WORK ORDER: From the records below, copy each line in which the string "months" occurs.
#### THE DATA ####
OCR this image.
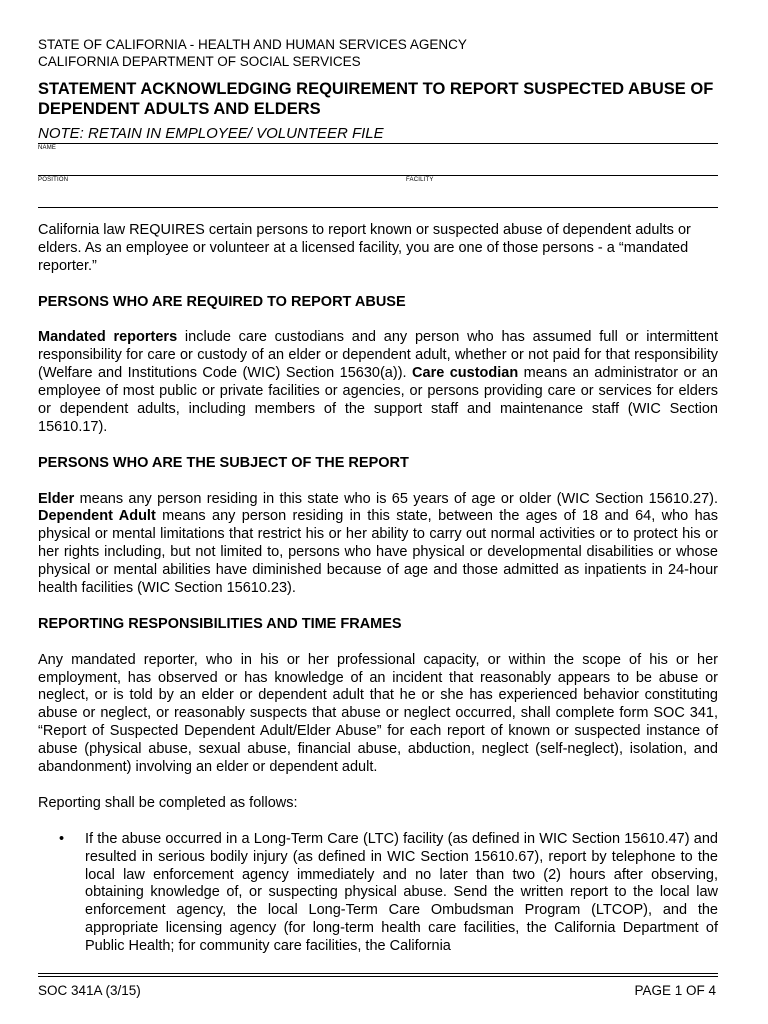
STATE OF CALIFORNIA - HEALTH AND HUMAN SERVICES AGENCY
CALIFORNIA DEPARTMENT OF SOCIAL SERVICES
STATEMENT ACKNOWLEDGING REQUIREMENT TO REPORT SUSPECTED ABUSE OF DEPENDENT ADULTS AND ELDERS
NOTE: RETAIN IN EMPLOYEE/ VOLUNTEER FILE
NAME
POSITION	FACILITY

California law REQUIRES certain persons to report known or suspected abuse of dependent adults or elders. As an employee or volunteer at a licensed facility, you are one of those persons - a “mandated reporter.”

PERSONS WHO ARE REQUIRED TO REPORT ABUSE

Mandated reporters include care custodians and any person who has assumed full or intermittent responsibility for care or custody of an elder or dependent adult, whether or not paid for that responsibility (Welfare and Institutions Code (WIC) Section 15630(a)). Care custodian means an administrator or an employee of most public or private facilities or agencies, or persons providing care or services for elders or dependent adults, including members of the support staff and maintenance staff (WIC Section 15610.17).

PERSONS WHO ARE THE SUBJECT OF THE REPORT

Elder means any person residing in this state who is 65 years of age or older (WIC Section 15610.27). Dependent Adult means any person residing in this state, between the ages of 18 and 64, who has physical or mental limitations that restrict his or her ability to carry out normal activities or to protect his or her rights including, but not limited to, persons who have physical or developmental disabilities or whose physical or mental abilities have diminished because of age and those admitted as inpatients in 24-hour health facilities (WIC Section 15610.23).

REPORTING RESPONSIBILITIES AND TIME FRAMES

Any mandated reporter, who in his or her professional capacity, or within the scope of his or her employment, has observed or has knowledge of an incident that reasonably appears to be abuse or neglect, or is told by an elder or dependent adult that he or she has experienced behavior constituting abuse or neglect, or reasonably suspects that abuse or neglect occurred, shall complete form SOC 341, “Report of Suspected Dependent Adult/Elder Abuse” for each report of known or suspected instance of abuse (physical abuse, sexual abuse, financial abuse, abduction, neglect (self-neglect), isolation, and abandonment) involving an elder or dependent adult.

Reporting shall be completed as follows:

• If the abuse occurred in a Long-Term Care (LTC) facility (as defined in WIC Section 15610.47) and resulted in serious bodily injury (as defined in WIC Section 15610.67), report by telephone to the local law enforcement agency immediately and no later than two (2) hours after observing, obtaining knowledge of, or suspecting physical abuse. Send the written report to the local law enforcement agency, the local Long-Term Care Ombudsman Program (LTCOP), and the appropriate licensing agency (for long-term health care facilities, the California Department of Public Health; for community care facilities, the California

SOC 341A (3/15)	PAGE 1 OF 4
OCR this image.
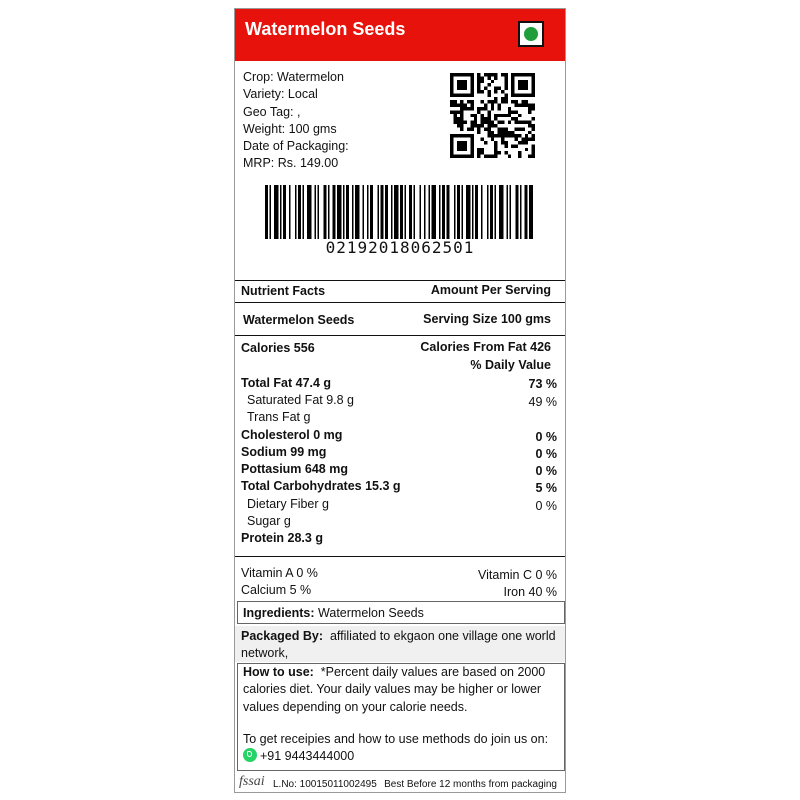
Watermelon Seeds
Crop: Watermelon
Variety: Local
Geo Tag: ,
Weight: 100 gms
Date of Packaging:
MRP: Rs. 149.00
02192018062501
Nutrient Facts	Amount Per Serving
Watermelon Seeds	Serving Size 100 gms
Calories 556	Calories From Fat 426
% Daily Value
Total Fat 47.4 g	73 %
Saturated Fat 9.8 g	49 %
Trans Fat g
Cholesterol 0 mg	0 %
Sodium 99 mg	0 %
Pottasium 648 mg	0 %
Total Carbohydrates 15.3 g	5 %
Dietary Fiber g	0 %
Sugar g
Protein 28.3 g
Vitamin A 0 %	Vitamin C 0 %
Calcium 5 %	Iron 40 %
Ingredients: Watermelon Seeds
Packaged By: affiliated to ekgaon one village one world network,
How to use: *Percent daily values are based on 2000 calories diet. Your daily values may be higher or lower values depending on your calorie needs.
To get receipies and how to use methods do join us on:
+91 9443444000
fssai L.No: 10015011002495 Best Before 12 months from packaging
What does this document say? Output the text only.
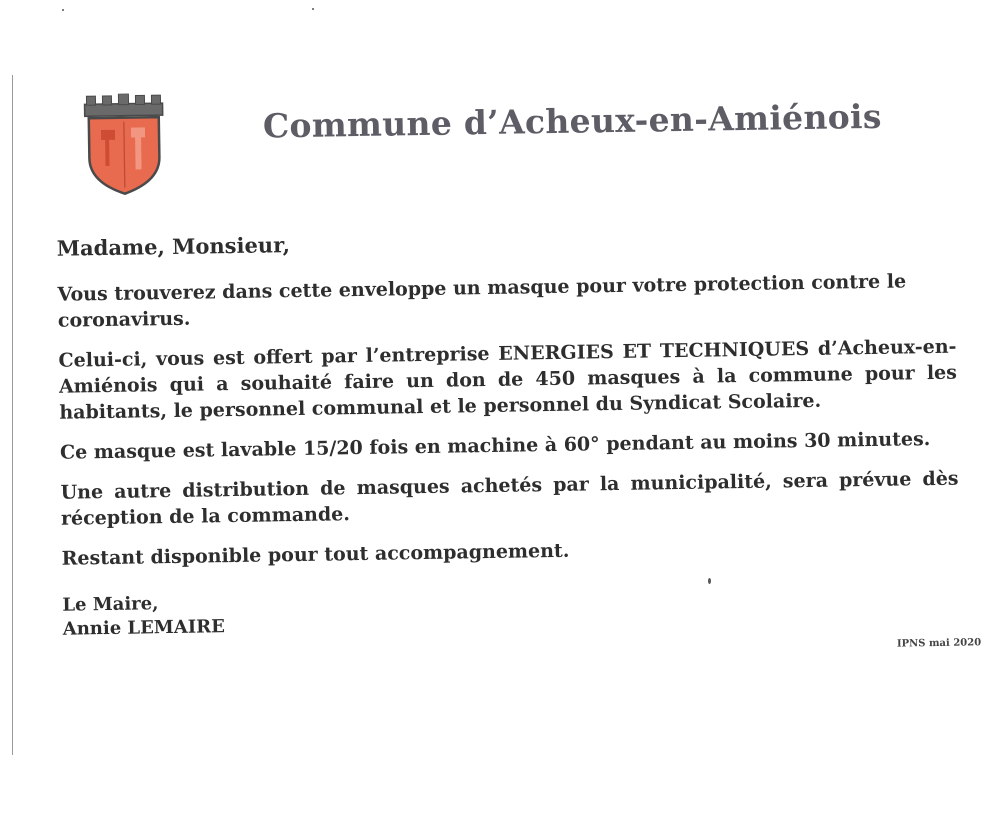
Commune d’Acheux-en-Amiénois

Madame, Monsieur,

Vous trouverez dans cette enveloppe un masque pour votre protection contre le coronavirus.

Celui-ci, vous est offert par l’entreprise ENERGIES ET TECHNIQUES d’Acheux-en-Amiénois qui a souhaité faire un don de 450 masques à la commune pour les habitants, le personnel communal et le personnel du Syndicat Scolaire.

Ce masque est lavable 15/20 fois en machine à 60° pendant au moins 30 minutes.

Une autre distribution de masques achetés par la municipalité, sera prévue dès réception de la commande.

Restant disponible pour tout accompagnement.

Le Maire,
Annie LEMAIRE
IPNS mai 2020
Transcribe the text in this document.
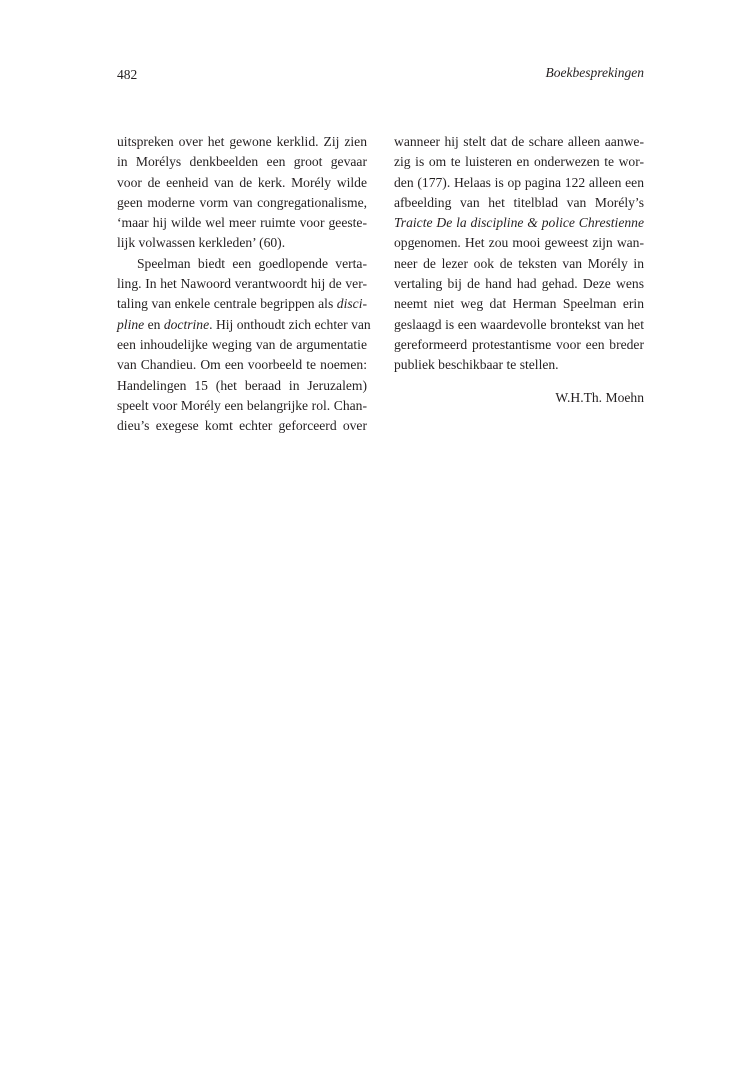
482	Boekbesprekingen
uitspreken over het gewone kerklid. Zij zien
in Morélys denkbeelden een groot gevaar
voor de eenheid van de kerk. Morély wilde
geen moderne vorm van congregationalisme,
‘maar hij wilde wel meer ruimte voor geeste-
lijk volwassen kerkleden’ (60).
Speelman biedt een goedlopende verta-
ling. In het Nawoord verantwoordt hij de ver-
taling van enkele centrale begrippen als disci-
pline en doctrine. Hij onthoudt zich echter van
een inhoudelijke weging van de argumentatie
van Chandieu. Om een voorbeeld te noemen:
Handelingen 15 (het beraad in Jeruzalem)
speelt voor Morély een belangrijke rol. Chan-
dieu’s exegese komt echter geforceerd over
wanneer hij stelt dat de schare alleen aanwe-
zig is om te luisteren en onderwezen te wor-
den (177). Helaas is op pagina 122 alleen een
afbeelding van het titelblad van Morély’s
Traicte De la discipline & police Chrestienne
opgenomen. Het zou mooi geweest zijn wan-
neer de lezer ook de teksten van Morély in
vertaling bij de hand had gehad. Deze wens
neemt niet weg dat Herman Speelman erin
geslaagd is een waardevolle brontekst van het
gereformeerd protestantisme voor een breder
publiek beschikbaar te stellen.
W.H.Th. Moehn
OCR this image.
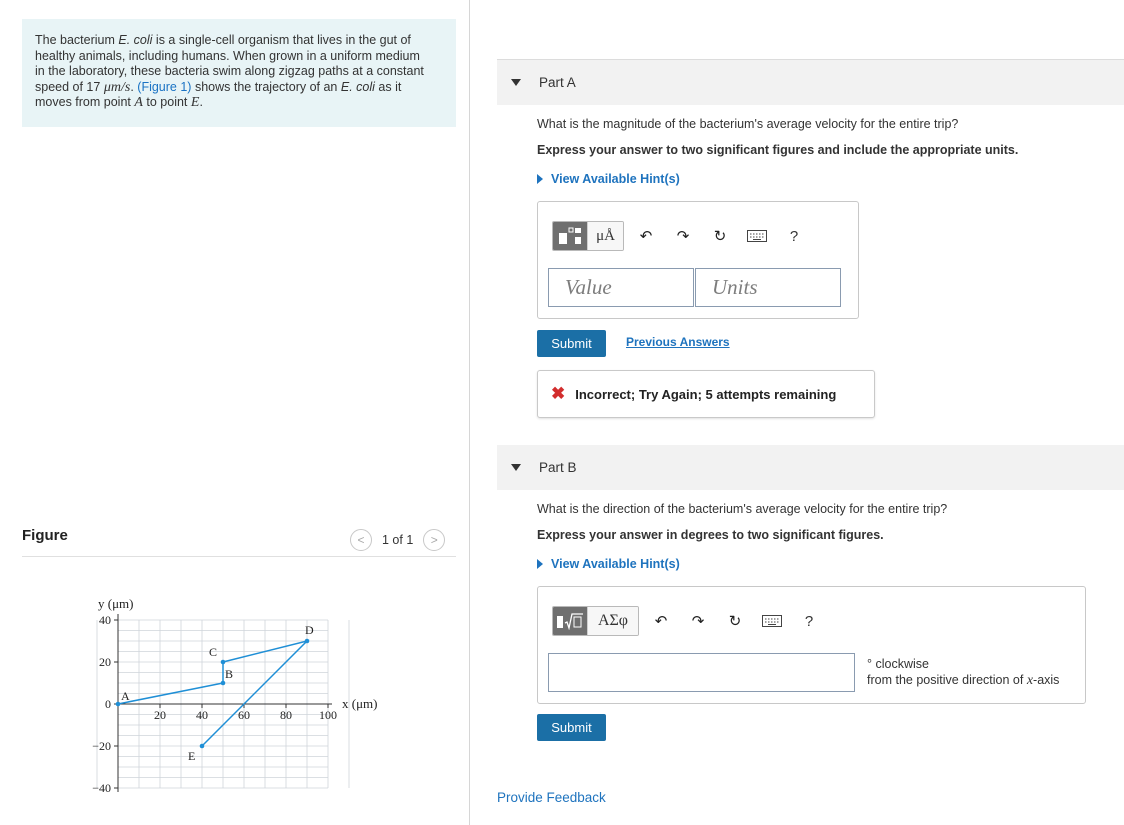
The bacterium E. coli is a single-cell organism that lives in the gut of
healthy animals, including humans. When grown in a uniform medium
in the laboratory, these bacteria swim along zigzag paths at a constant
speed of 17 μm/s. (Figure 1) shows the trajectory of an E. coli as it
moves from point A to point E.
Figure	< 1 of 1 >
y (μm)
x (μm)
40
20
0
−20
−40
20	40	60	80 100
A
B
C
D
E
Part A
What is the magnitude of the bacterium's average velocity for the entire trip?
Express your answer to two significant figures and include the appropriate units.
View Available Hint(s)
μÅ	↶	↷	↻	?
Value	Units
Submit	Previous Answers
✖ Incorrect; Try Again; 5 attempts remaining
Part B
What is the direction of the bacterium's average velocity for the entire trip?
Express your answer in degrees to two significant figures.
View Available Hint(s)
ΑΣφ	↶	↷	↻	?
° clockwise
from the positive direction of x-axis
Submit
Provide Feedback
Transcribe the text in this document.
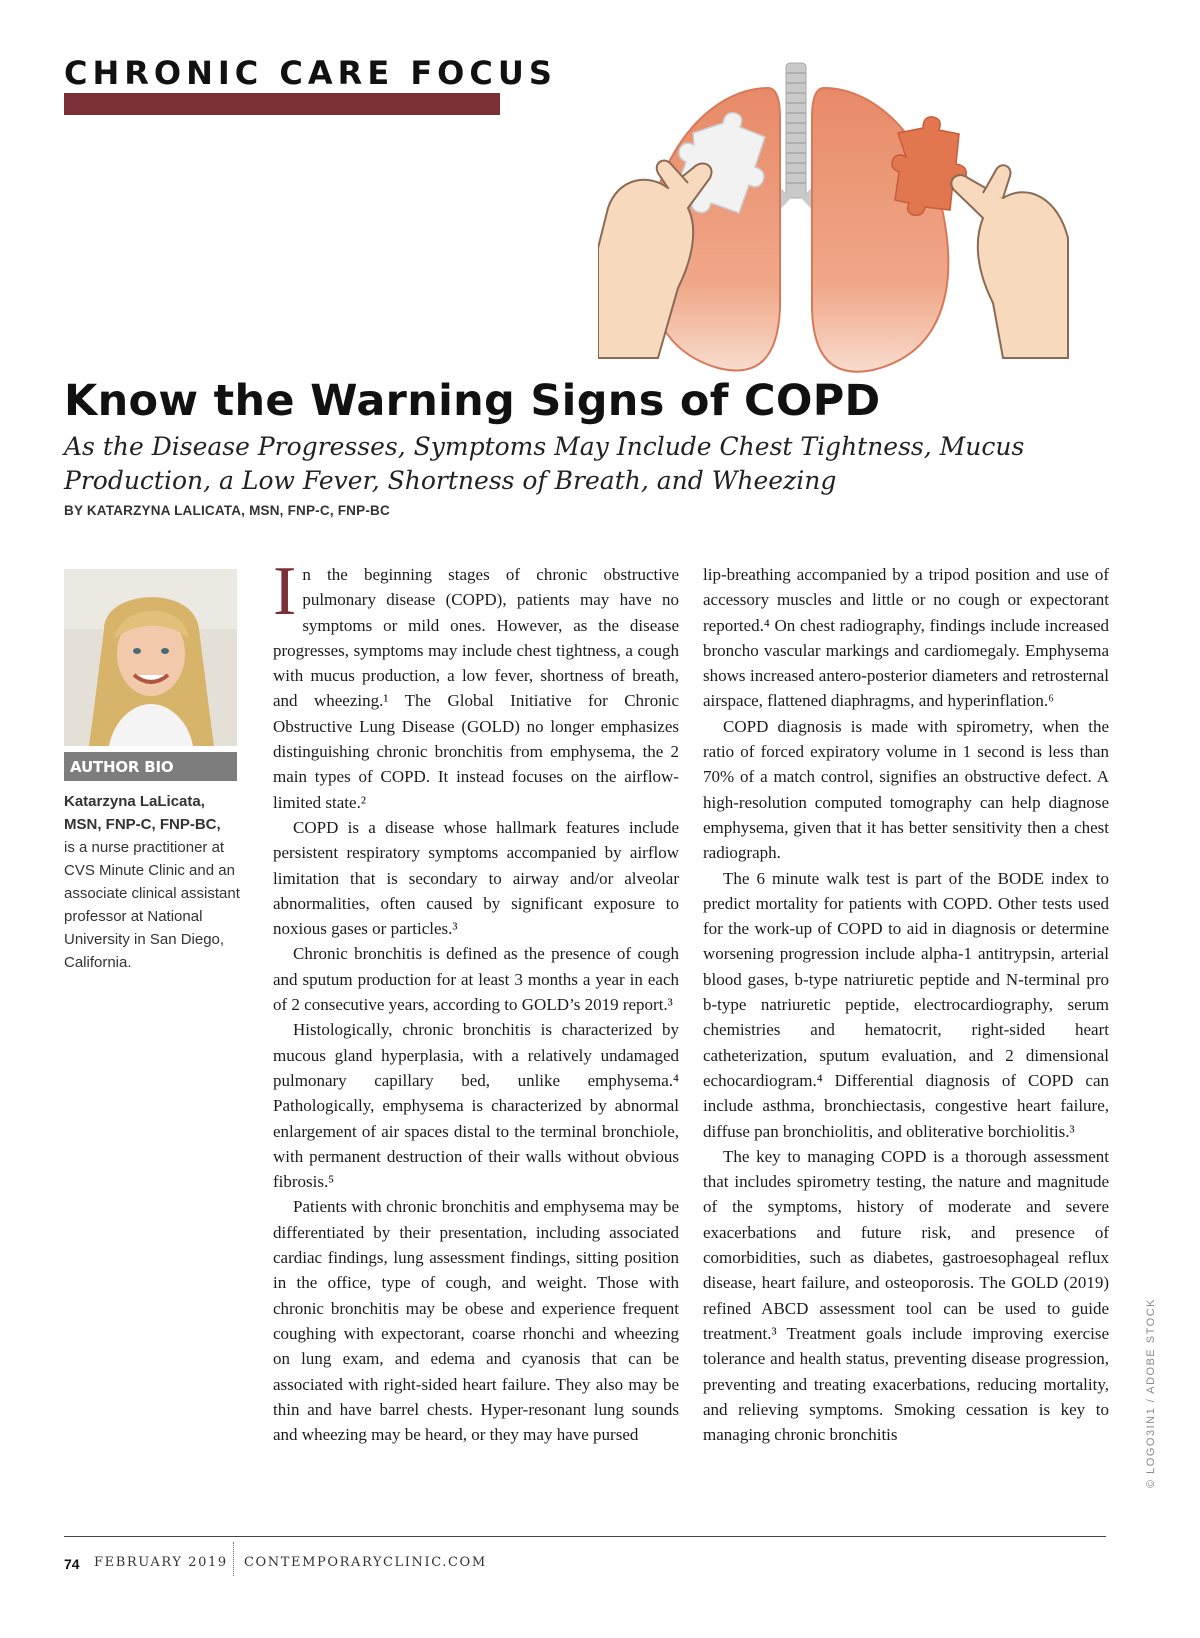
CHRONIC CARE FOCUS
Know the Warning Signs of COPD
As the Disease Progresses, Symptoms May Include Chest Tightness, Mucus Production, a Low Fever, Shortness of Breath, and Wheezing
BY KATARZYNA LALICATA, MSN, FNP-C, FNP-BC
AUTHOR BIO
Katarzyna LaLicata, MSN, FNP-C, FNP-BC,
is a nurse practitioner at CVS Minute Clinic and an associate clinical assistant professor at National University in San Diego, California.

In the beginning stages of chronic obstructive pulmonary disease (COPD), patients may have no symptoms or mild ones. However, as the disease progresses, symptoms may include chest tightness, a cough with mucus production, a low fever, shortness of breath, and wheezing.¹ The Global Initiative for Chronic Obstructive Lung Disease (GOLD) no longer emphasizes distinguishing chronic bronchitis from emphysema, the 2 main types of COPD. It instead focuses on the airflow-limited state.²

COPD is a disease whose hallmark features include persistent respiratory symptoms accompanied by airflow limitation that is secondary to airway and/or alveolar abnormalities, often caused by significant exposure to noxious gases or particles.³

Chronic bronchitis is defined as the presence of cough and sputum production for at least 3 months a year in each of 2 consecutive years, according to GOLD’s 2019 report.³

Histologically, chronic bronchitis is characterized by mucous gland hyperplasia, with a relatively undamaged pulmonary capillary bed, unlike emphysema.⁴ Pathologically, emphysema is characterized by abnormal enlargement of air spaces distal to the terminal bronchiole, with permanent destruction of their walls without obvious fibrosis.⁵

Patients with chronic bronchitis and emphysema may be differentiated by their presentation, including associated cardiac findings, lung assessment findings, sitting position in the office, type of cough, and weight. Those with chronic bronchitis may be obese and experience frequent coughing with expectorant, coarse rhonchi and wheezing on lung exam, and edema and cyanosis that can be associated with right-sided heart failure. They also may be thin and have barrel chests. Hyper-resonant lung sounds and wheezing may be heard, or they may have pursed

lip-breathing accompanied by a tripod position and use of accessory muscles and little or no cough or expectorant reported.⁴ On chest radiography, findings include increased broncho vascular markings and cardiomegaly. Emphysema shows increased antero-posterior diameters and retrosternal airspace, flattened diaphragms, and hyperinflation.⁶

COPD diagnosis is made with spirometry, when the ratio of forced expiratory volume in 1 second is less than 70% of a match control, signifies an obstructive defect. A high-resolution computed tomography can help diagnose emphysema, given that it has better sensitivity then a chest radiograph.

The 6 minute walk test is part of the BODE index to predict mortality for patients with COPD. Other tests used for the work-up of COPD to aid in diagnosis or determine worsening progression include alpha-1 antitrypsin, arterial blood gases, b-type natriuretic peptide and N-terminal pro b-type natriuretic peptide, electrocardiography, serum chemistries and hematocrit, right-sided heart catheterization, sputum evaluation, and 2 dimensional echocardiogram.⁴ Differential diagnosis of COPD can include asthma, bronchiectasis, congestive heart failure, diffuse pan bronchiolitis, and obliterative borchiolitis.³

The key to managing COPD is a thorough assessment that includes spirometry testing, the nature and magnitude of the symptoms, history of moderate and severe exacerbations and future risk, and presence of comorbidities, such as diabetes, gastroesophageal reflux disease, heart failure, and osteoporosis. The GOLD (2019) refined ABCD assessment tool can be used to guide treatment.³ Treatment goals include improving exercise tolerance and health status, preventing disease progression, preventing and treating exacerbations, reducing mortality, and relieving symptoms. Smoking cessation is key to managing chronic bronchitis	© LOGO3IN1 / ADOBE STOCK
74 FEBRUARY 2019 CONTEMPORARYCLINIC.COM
####
RESULT OF THIS EXERCISE:
fssai L.No: 10015011002495 Best Before 12 months from packaging
Chronic bronchitis is defined as the presence of cough and sputum production for at least 3 months a year in each of 2 consecutive years, according to GOLD’s 2019 report.³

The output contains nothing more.